● **WHAT IS REQUIRED**: Print all of the data exactly as written.

● **DATASET**:
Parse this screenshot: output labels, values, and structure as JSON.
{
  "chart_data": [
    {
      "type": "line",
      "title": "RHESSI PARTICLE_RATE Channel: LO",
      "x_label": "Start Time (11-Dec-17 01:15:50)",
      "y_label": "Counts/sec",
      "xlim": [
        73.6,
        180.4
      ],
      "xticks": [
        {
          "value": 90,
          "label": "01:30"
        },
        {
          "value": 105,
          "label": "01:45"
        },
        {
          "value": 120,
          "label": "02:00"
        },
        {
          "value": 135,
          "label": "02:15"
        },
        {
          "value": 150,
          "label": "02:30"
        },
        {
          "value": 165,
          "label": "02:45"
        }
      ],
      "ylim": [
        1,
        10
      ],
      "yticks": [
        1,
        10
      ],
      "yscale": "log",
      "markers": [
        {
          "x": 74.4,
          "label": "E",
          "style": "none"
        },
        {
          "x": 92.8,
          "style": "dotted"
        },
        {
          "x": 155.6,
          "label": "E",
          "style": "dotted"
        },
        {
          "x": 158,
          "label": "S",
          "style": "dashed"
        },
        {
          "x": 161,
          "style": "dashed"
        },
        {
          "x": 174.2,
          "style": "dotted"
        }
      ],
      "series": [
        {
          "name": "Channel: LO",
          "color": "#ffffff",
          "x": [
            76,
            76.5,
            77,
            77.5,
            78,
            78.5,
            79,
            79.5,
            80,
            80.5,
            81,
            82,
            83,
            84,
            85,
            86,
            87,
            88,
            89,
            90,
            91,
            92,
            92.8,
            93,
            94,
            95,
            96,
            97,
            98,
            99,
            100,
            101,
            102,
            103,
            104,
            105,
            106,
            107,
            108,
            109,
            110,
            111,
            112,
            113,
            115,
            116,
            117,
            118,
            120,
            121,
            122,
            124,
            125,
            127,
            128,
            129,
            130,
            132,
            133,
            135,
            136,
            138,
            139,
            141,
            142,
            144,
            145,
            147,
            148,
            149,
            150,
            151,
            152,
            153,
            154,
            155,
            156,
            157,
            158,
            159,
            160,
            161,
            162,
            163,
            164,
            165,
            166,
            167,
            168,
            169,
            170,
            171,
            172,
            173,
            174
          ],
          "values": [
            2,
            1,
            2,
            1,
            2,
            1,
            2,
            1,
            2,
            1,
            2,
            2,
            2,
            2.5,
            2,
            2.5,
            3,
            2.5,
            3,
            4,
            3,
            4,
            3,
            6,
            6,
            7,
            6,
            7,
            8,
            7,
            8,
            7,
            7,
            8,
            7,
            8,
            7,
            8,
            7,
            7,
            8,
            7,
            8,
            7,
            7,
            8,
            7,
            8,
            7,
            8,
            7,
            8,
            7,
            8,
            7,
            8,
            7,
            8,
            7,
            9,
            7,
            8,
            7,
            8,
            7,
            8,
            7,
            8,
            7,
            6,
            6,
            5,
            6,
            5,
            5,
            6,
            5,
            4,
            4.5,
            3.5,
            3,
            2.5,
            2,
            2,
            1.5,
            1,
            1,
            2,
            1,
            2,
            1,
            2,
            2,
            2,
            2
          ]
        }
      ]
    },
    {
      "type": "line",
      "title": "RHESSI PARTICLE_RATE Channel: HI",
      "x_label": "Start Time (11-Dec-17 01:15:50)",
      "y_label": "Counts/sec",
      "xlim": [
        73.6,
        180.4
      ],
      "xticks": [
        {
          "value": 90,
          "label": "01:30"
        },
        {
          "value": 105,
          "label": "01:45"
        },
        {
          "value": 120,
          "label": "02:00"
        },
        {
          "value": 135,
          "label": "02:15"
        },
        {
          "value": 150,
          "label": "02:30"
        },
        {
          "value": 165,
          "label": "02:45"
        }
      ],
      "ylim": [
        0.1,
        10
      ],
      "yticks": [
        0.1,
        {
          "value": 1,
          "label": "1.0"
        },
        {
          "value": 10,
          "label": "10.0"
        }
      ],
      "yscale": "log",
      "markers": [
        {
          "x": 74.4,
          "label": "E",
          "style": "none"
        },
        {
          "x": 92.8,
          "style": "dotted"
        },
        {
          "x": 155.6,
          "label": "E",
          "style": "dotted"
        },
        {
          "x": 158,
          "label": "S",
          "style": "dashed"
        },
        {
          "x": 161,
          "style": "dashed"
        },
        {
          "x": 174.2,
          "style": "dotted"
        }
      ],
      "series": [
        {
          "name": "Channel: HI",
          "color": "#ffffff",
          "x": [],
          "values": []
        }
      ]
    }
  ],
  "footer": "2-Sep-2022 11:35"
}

● **RESULT FOR THIS EXERCISE**:
Parse this screenshot: output labels, values, and structure as JSON.
{
  "chart_data": [
    {
      "type": "line",
      "title": "RHESSI PARTICLE_RATE Channel: LO",
      "x_label": "Start Time (11-Dec-17 01:15:50)",
      "y_label": "Counts/sec",
      "xlim": [
        73.6,
        180.4
      ],
      "xticks": [
        {
          "value": 90,
          "label": "01:30"
        },
        {
          "value": 105,
          "label": "01:45"
        },
        {
          "value": 120,
          "label": "02:00"
        },
        {
          "value": 135,
          "label": "02:15"
        },
        {
          "value": 150,
          "label": "02:30"
        },
        {
          "value": 165,
          "label": "02:45"
        }
      ],
      "ylim": [
        1,
        10
      ],
      "yticks": [
        1,
        10
      ],
      "yscale": "log",
      "markers": [
        {
          "x": 74.4,
          "label": "E",
          "style": "none"
        },
        {
          "x": 92.8,
          "style": "dotted"
        },
        {
          "x": 155.6,
          "label": "E",
          "style": "dotted"
        },
        {
          "x": 158,
          "label": "S",
          "style": "dashed"
        },
        {
          "x": 161,
          "style": "dashed"
        },
        {
          "x": 174.2,
          "style": "dotted"
        }
      ],
      "series": [
        {
          "name": "Channel: LO",
          "color": "#ffffff",
          "x": [
            76,
            76.5,
            77,
            77.5,
            78,
            78.5,
            79,
            79.5,
            80,
            80.5,
            81,
            82,
            83,
            84,
            85,
            86,
            87,
            88,
            89,
            90,
            91,
            92,
            92.8,
            93,
            94,
            95,
            96,
            97,
            98,
            99,
            100,
            101,
            102,
            103,
            104,
            105,
            106,
            107,
            108,
            109,
            110,
            111,
            112,
            113,
            115,
            116,
            117,
            118,
            120,
            121,
            122,
            124,
            125,
            127,
            128,
            129,
            130,
            132,
            133,
            135,
            136,
            138,
            139,
            141,
            142,
            144,
            145,
            147,
            148,
            149,
            150,
            151,
            152,
            153,
            154,
            155,
            156,
            157,
            158,
            159,
            160,
            161,
            162,
            163,
            164,
            165,
            166,
            167,
            168,
            169,
            170,
            171,
            172,
            173,
            174
          ],
          "values": [
            2,
            1,
            2,
            1,
            2,
            1,
            2,
            1,
            2,
            1,
            2,
            2,
            2,
            2.5,
            2,
            2.5,
            3,
            2.5,
            3,
            4,
            3,
            4,
            3,
            6,
            6,
            7,
            6,
            7,
            8,
            7,
            8,
            7,
            7,
            8,
            7,
            8,
            7,
            8,
            7,
            7,
            8,
            7,
            8,
            7,
            7,
            8,
            7,
            8,
            7,
            8,
            7,
            8,
            7,
            8,
            7,
            8,
            7,
            8,
            7,
            9,
            7,
            8,
            7,
            8,
            7,
            8,
            7,
            8,
            7,
            6,
            6,
            5,
            6,
            5,
            5,
            6,
            5,
            4,
            4.5,
            3.5,
            3,
            2.5,
            2,
            2,
            1.5,
            1,
            1,
            2,
            1,
            2,
            1,
            2,
            2,
            2,
            2
          ]
        }
      ]
    },
    {
      "type": "line",
      "title": "RHESSI PARTICLE_RATE Channel: HI",
      "x_label": "Start Time (11-Dec-17 01:15:50)",
      "y_label": "Counts/sec",
      "xlim": [
        73.6,
        180.4
      ],
      "xticks": [
        {
          "value": 90,
          "label": "01:30"
        },
        {
          "value": 105,
          "label": "01:45"
        },
        {
          "value": 120,
          "label": "02:00"
        },
        {
          "value": 135,
          "label": "02:15"
        },
        {
          "value": 150,
          "label": "02:30"
        },
        {
          "value": 165,
          "label": "02:45"
        }
      ],
      "ylim": [
        0.1,
        10
      ],
      "yticks": [
        0.1,
        {
          "value": 1,
          "label": "1.0"
        },
        {
          "value": 10,
          "label": "10.0"
        }
      ],
      "yscale": "log",
      "markers": [
        {
          "x": 74.4,
          "label": "E",
          "style": "none"
        },
        {
          "x": 92.8,
          "style": "dotted"
        },
        {
          "x": 155.6,
          "label": "E",
          "style": "dotted"
        },
        {
          "x": 158,
          "label": "S",
          "style": "dashed"
        },
        {
          "x": 161,
          "style": "dashed"
        },
        {
          "x": 174.2,
          "style": "dotted"
        }
      ],
      "series": [
        {
          "name": "Channel: HI",
          "color": "#ffffff",
          "x": [],
          "values": []
        }
      ]
    }
  ],
  "footer": "2-Sep-2022 11:35"
}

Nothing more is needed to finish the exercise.